**Given data**
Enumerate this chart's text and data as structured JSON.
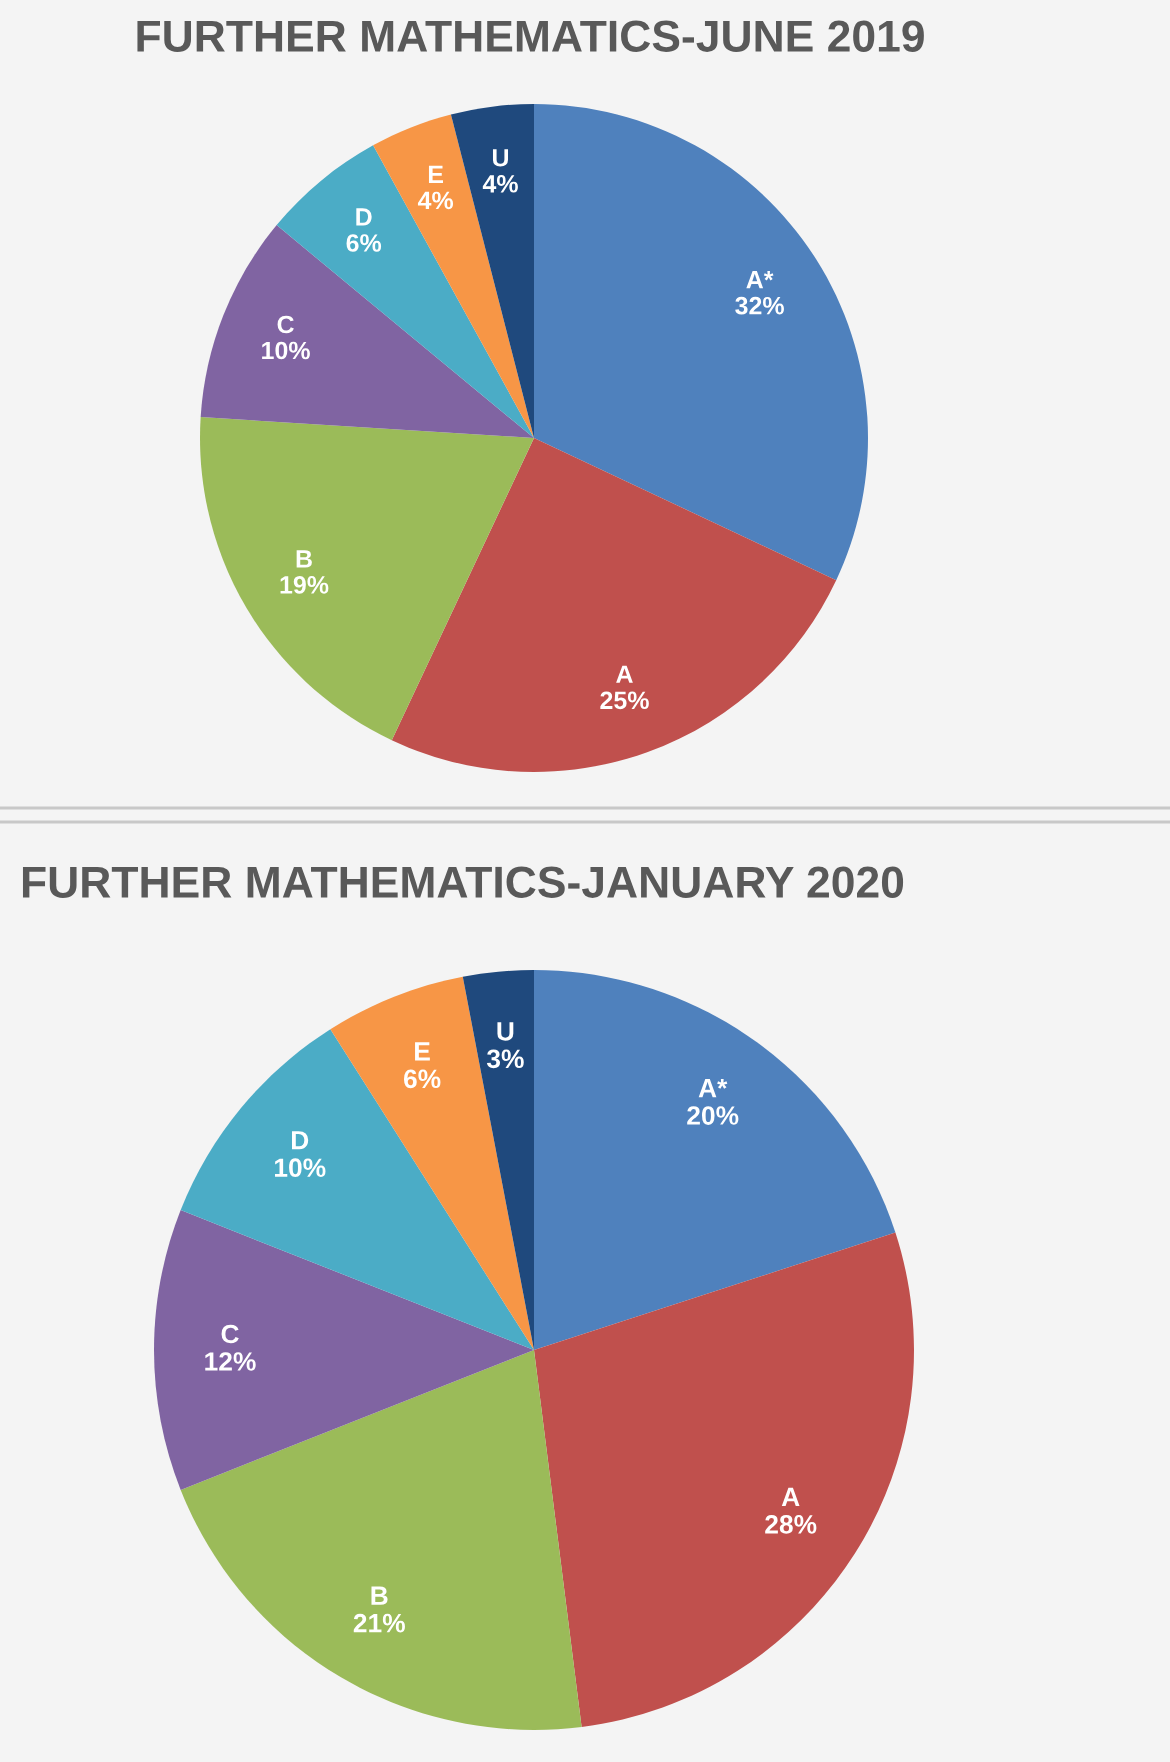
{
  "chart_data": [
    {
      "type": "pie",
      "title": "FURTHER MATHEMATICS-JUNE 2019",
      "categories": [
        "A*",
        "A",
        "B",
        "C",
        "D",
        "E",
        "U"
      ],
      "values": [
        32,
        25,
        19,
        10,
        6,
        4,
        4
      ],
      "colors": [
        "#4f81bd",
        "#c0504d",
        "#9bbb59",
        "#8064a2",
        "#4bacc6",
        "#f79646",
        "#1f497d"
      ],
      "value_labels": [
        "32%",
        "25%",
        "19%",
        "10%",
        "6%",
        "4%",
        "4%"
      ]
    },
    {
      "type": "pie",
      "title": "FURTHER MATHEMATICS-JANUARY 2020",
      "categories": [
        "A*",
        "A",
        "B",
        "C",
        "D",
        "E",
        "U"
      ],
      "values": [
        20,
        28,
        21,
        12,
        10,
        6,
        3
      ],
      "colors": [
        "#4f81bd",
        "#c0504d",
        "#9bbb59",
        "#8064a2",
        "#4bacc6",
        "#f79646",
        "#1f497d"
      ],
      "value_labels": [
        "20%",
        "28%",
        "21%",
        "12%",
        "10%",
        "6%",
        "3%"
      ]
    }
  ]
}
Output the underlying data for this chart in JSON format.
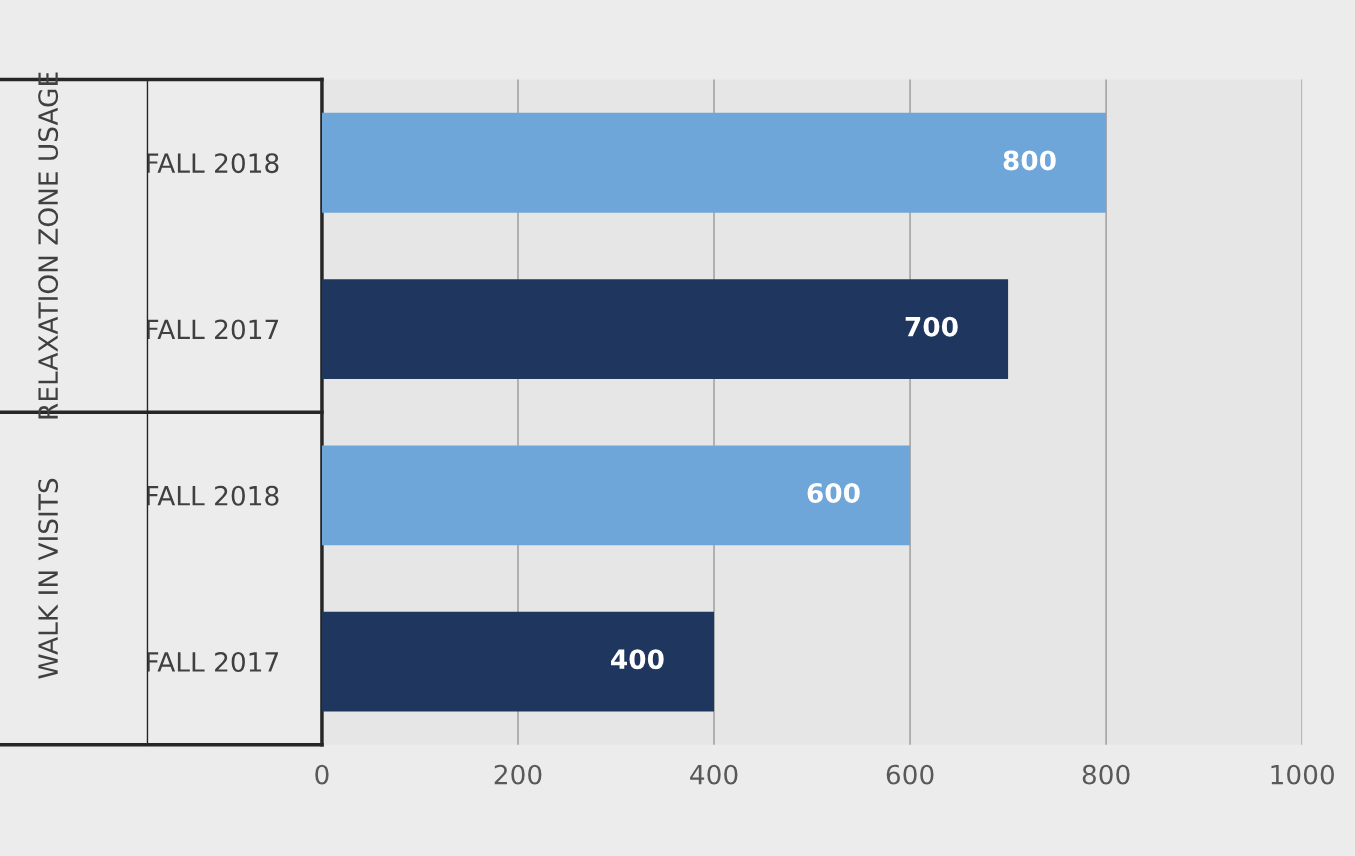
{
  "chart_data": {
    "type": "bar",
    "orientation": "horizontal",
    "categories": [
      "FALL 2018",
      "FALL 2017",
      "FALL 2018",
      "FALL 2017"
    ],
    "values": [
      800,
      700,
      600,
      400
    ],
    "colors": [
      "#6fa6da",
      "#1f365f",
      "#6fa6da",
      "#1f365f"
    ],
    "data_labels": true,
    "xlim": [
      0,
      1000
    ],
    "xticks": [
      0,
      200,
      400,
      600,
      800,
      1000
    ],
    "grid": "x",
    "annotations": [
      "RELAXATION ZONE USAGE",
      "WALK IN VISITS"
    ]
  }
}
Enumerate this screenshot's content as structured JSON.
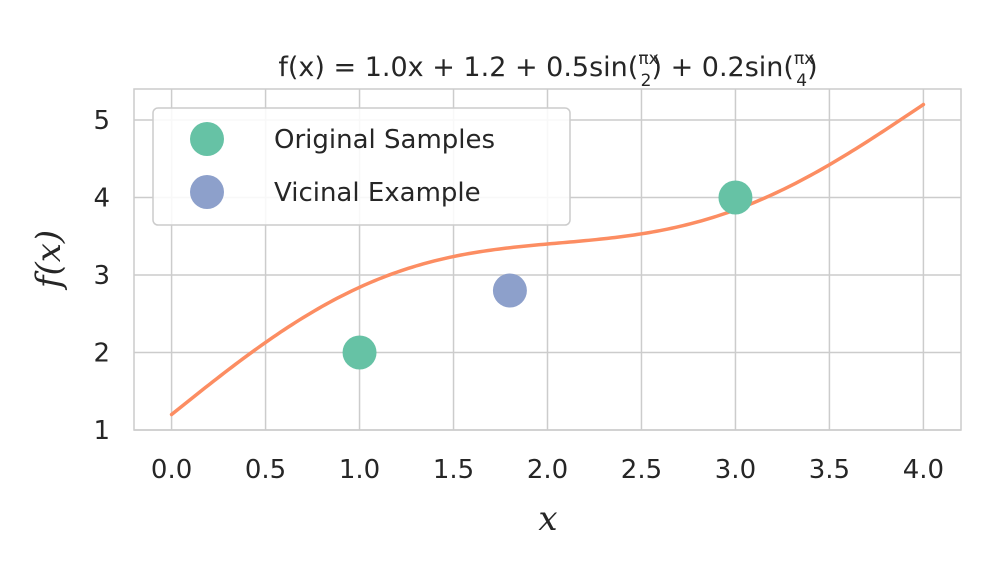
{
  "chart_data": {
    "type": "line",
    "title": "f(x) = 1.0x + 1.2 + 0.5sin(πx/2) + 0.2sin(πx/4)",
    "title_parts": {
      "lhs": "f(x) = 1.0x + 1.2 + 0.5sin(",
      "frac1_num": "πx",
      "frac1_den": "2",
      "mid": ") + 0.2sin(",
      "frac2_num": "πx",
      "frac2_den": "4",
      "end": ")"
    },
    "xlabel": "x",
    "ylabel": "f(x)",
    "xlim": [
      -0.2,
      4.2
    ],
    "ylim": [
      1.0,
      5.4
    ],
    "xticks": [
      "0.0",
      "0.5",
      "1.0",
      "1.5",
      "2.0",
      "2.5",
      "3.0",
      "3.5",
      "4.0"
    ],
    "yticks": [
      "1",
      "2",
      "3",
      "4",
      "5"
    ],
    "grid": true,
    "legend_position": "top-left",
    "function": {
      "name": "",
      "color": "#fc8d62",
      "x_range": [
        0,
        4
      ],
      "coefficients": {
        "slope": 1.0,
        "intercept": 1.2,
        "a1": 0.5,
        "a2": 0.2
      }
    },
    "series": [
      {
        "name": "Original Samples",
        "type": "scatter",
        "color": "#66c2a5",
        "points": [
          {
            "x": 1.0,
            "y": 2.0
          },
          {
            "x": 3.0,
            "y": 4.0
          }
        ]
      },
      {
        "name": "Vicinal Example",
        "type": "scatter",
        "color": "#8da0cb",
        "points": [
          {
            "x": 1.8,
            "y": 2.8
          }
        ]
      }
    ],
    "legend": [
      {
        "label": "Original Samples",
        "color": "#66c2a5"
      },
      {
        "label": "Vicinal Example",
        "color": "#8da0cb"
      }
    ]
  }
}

**Objective**
Tally up the lines in the records containing the word "JSON", then give the count and nothing else.

**Solution to the exercise**
3